Count every line where "Remove" occurs. Give the total alone.

··· TASK INPUTS

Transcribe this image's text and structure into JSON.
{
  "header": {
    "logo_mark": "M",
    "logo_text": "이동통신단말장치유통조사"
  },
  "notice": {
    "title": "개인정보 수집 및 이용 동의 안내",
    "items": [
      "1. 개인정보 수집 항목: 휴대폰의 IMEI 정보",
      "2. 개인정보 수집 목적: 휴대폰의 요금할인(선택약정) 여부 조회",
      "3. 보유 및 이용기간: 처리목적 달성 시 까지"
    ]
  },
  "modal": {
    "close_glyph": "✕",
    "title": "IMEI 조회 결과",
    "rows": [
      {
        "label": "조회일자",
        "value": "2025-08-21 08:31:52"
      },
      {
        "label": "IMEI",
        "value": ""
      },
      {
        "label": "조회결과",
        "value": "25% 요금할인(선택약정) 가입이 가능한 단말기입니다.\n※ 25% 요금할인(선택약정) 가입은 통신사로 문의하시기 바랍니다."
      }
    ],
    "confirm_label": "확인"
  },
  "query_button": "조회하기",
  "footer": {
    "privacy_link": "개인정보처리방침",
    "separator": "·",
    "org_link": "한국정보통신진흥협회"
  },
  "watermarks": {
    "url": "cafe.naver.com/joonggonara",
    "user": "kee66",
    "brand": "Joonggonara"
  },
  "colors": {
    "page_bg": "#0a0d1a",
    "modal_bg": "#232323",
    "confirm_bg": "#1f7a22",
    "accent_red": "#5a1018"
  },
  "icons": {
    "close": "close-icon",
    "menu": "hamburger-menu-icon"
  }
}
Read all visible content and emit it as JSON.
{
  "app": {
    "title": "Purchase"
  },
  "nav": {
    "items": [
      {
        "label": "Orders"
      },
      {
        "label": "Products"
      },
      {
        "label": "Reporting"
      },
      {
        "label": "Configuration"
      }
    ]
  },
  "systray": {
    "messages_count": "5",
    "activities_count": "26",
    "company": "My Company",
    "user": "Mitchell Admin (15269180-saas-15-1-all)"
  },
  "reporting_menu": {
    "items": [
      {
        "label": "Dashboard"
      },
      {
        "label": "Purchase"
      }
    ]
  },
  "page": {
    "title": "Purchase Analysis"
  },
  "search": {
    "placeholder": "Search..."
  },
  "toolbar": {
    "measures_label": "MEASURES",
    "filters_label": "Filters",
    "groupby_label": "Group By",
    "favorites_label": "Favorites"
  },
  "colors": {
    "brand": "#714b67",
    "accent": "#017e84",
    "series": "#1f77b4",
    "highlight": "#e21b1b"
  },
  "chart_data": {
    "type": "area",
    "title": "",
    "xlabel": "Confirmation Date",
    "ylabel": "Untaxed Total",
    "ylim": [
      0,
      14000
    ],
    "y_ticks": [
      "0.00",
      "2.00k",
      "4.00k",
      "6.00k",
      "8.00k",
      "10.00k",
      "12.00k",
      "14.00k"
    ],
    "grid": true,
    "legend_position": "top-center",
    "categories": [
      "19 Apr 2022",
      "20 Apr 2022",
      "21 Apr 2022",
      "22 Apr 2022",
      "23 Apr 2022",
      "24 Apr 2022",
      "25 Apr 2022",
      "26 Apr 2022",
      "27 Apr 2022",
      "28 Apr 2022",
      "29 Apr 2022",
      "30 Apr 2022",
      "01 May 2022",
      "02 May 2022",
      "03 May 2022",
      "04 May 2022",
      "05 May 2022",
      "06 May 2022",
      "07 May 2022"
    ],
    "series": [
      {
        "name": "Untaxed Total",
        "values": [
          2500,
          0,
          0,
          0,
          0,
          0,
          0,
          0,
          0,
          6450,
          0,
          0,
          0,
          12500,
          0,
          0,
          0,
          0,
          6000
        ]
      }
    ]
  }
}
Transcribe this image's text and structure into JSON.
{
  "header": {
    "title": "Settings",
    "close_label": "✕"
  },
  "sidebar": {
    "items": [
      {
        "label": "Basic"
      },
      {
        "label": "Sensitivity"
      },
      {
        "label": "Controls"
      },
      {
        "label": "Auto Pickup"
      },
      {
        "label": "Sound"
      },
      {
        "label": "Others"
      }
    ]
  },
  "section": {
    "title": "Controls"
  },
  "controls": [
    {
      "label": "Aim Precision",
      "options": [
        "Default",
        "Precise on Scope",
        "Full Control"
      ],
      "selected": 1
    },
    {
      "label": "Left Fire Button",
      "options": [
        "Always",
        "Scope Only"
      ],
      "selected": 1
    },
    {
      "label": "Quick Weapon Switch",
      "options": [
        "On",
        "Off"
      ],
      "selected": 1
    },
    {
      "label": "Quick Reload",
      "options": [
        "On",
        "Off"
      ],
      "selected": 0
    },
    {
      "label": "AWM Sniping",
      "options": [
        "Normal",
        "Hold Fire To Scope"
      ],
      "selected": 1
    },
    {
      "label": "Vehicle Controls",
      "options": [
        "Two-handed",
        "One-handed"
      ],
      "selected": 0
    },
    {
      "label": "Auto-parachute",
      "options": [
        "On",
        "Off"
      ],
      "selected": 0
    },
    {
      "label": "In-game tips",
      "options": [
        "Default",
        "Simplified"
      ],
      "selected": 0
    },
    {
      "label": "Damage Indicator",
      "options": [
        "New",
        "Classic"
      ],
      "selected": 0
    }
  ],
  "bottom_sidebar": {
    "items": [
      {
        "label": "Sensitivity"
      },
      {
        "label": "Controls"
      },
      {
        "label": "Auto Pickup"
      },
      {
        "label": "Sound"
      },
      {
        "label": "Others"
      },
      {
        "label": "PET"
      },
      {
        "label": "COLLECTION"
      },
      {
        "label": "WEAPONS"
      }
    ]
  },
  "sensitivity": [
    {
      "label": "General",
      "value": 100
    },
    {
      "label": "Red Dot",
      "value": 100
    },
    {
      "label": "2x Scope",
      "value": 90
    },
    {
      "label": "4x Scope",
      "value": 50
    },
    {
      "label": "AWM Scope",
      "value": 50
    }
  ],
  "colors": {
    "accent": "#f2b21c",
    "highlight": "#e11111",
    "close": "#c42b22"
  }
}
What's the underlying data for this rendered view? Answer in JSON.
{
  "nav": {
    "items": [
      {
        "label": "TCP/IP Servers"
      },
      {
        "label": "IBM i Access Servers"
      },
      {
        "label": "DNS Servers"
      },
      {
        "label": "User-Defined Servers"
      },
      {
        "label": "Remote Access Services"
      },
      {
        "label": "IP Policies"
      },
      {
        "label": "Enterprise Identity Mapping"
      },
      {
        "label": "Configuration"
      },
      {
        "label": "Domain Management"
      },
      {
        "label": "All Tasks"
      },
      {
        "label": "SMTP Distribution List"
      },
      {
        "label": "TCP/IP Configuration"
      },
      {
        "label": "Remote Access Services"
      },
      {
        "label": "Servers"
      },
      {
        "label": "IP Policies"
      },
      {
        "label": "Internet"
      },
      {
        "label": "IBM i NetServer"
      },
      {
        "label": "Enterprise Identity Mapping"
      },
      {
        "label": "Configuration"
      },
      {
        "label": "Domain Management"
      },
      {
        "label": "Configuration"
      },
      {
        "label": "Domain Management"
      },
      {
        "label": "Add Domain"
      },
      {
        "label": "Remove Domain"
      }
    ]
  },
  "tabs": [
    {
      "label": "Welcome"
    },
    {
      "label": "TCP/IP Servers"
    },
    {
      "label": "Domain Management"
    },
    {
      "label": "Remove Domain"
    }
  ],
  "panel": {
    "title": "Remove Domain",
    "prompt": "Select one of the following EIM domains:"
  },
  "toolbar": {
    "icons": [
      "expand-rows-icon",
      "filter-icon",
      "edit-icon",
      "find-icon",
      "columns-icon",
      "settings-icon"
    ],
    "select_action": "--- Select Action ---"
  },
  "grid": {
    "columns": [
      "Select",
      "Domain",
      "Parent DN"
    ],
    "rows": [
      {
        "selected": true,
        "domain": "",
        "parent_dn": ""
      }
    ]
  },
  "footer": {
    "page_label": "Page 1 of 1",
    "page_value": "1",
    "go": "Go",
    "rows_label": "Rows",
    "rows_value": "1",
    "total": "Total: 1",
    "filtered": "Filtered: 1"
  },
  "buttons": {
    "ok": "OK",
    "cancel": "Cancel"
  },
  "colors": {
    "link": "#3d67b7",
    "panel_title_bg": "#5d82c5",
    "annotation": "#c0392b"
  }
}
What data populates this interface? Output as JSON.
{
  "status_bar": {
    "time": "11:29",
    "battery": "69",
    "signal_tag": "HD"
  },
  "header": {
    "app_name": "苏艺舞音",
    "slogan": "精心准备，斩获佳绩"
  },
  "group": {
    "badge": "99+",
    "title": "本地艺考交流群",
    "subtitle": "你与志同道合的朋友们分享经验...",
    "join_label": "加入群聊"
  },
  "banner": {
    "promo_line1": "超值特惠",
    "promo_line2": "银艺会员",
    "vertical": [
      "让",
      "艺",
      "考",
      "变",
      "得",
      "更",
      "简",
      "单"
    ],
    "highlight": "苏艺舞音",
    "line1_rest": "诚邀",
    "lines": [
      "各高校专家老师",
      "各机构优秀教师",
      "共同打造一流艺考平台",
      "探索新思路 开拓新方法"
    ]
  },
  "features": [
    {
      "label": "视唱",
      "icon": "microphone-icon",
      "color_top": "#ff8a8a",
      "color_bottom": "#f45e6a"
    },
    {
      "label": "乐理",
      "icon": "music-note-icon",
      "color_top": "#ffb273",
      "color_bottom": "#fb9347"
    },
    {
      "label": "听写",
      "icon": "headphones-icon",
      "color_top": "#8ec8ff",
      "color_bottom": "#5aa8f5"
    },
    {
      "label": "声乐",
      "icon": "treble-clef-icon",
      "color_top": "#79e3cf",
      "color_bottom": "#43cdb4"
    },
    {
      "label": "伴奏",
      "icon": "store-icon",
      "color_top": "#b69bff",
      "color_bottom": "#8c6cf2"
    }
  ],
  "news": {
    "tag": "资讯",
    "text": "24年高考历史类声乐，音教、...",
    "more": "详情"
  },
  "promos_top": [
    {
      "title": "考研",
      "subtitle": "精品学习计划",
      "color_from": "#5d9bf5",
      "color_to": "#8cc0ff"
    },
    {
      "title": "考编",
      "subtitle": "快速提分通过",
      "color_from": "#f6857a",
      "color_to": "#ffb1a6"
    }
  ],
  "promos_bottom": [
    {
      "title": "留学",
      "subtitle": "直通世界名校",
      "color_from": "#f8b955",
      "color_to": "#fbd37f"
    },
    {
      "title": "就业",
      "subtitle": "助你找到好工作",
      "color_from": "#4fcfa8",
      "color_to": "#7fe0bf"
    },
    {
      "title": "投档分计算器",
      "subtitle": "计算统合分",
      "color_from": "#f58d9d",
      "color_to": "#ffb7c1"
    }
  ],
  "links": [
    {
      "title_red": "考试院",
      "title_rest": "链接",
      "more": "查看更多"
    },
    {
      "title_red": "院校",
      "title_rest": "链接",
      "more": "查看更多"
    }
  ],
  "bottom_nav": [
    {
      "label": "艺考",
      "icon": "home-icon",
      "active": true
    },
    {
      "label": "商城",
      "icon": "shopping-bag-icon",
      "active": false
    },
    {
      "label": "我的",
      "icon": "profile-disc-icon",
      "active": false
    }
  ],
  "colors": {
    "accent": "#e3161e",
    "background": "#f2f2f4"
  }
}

······

> _SOLUTION TO THIS PROBLEM_
3